## Exercise instructions
Your copy of the material below should match it exactly, except that it holds no pictures.

Data records

======

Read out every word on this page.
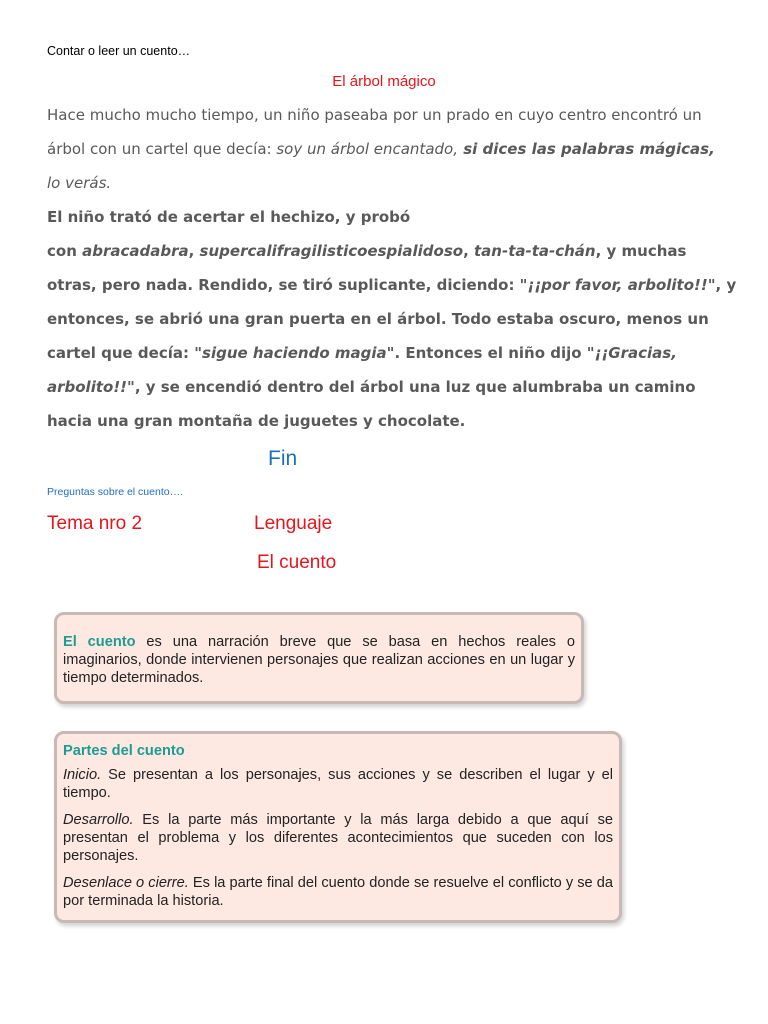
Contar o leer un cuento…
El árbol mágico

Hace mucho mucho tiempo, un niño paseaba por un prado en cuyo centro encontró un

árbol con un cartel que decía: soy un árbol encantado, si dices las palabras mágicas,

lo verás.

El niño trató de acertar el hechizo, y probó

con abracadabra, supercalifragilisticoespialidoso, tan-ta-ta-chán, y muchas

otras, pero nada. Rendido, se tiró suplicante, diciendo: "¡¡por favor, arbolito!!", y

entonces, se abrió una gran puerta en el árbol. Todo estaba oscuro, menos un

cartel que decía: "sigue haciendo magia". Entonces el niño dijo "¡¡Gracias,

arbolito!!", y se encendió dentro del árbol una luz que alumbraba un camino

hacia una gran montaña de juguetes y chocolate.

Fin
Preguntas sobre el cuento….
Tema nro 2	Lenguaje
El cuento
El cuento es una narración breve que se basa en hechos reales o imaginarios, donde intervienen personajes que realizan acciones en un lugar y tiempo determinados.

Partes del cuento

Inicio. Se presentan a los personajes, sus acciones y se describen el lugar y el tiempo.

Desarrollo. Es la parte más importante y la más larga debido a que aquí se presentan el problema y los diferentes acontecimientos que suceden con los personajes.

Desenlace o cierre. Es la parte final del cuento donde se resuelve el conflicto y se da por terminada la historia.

======

## Answer to the exercise
Read out every word on this page.
Contar o leer un cuento…
El árbol mágico

Hace mucho mucho tiempo, un niño paseaba por un prado en cuyo centro encontró un

árbol con un cartel que decía: soy un árbol encantado, si dices las palabras mágicas,

lo verás.

El niño trató de acertar el hechizo, y probó

con abracadabra, supercalifragilisticoespialidoso, tan-ta-ta-chán, y muchas

otras, pero nada. Rendido, se tiró suplicante, diciendo: "¡¡por favor, arbolito!!", y

entonces, se abrió una gran puerta en el árbol. Todo estaba oscuro, menos un

cartel que decía: "sigue haciendo magia". Entonces el niño dijo "¡¡Gracias,

arbolito!!", y se encendió dentro del árbol una luz que alumbraba un camino

hacia una gran montaña de juguetes y chocolate.

Fin
Preguntas sobre el cuento….
Tema nro 2	Lenguaje
El cuento
El cuento es una narración breve que se basa en hechos reales o imaginarios, donde intervienen personajes que realizan acciones en un lugar y tiempo determinados.

Partes del cuento

Inicio. Se presentan a los personajes, sus acciones y se describen el lugar y el tiempo.

Desarrollo. Es la parte más importante y la más larga debido a que aquí se presentan el problema y los diferentes acontecimientos que suceden con los personajes.

Desenlace o cierre. Es la parte final del cuento donde se resuelve el conflicto y se da por terminada la historia.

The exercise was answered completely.